The problem:
Reproduce each line bearing the word "behaviorista".

Part of a data file:
■ ■ ■ ■ ■

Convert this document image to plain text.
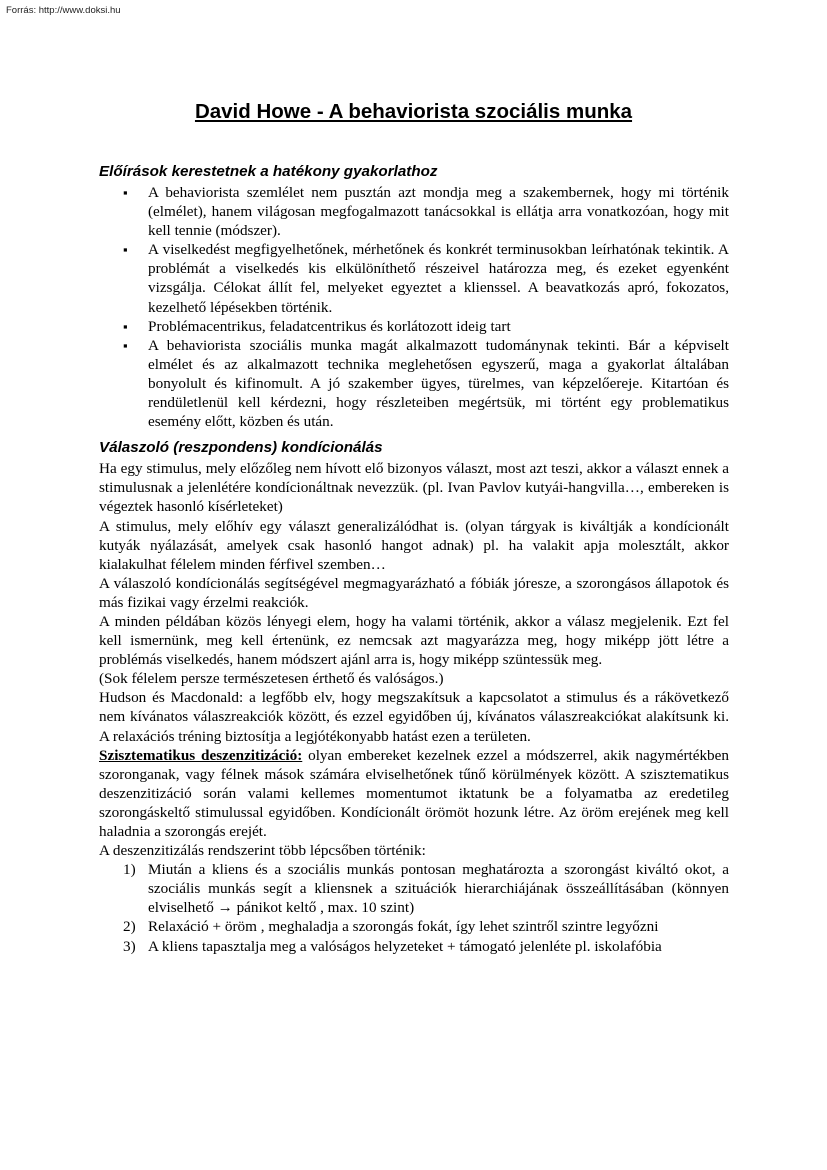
Forrás: http://www.doksi.hu
David Howe - A behaviorista szociális munka
Előírások kerestetnek a hatékony gyakorlathoz
▪ A behaviorista szemlélet nem pusztán azt mondja meg a szakembernek, hogy mi történik (elmélet), hanem világosan megfogalmazott tanácsokkal is ellátja arra vonatkozóan, hogy mit kell tennie (módszer).
▪ A viselkedést megfigyelhetőnek, mérhetőnek és konkrét terminusokban leírhatónak tekintik. A problémát a viselkedés kis elkülöníthető részeivel határozza meg, és ezeket egyenként vizsgálja. Célokat állít fel, melyeket egyeztet a klienssel. A beavatkozás apró, fokozatos, kezelhető lépésekben történik.
▪ Problémacentrikus, feladatcentrikus és korlátozott ideig tart
▪ A behaviorista szociális munka magát alkalmazott tudománynak tekinti. Bár a képviselt elmélet és az alkalmazott technika meglehetősen egyszerű, maga a gyakorlat általában bonyolult és kifinomult. A jó szakember ügyes, türelmes, van képzelőereje. Kitartóan és rendületlenül kell kérdezni, hogy részleteiben megértsük, mi történt egy problematikus esemény előtt, közben és után.
Válaszoló (reszpondens) kondícionálás

Ha egy stimulus, mely előzőleg nem hívott elő bizonyos választ, most azt teszi, akkor a választ ennek a stimulusnak a jelenlétére kondícionáltnak nevezzük. (pl. Ivan Pavlov kutyái-hangvilla…, embereken is végeztek hasonló kísérleteket)

A stimulus, mely előhív egy választ generalizálódhat is. (olyan tárgyak is kiváltják a kondícionált kutyák nyálazását, amelyek csak hasonló hangot adnak) pl. ha valakit apja molesztált, akkor kialakulhat félelem minden férfivel szemben…

A válaszoló kondícionálás segítségével megmagyarázható a fóbiák jóresze, a szorongásos állapotok és más fizikai vagy érzelmi reakciók.

A minden példában közös lényegi elem, hogy ha valami történik, akkor a válasz megjelenik. Ezt fel kell ismernünk, meg kell értenünk, ez nemcsak azt magyarázza meg, hogy miképp jött létre a problémás viselkedés, hanem módszert ajánl arra is, hogy miképp szüntessük meg.

(Sok félelem persze természetesen érthető és valóságos.)

Hudson és Macdonald: a legfőbb elv, hogy megszakítsuk a kapcsolatot a stimulus és a rákövetkező nem kívánatos válaszreakciók között, és ezzel egyidőben új, kívánatos válaszreakciókat alakítsunk ki. A relaxációs tréning biztosítja a legjótékonyabb hatást ezen a területen.

Szisztematikus deszenzitizáció: olyan embereket kezelnek ezzel a módszerrel, akik nagymértékben szoronganak, vagy félnek mások számára elviselhetőnek tűnő körülmények között. A szisztematikus deszenzitizáció során valami kellemes momentumot iktatunk be a folyamatba az eredetileg szorongáskeltő stimulussal egyidőben. Kondícionált örömöt hozunk létre. Az öröm erejének meg kell haladnia a szorongás erejét.

A deszenzitizálás rendszerint több lépcsőben történik:

1) Miután a kliens és a szociális munkás pontosan meghatározta a szorongást kiváltó okot, a szociális munkás segít a kliensnek a szituációk hierarchiájának összeállításában (könnyen elviselhető → pánikot keltő , max. 10 szint)
2) Relaxáció + öröm , meghaladja a szorongás fokát, így lehet szintről szintre legyőzni
3) A kliens tapasztalja meg a valóságos helyzeteket + támogató jelenléte pl. iskolafóbia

■ ■ ■ ■ ■

Solution to the exercise:
David Howe - A behaviorista szociális munka
▪ A behaviorista szemlélet nem pusztán azt mondja meg a szakembernek, hogy mi történik (elmélet), hanem világosan megfogalmazott tanácsokkal is ellátja arra vonatkozóan, hogy mit kell tennie (módszer).
▪ A behaviorista szociális munka magát alkalmazott tudománynak tekinti. Bár a képviselt elmélet és az alkalmazott technika meglehetősen egyszerű, maga a gyakorlat általában bonyolult és kifinomult. A jó szakember ügyes, türelmes, van képzelőereje. Kitartóan és rendületlenül kell kérdezni, hogy részleteiben megértsük, mi történt egy problematikus esemény előtt, közben és után.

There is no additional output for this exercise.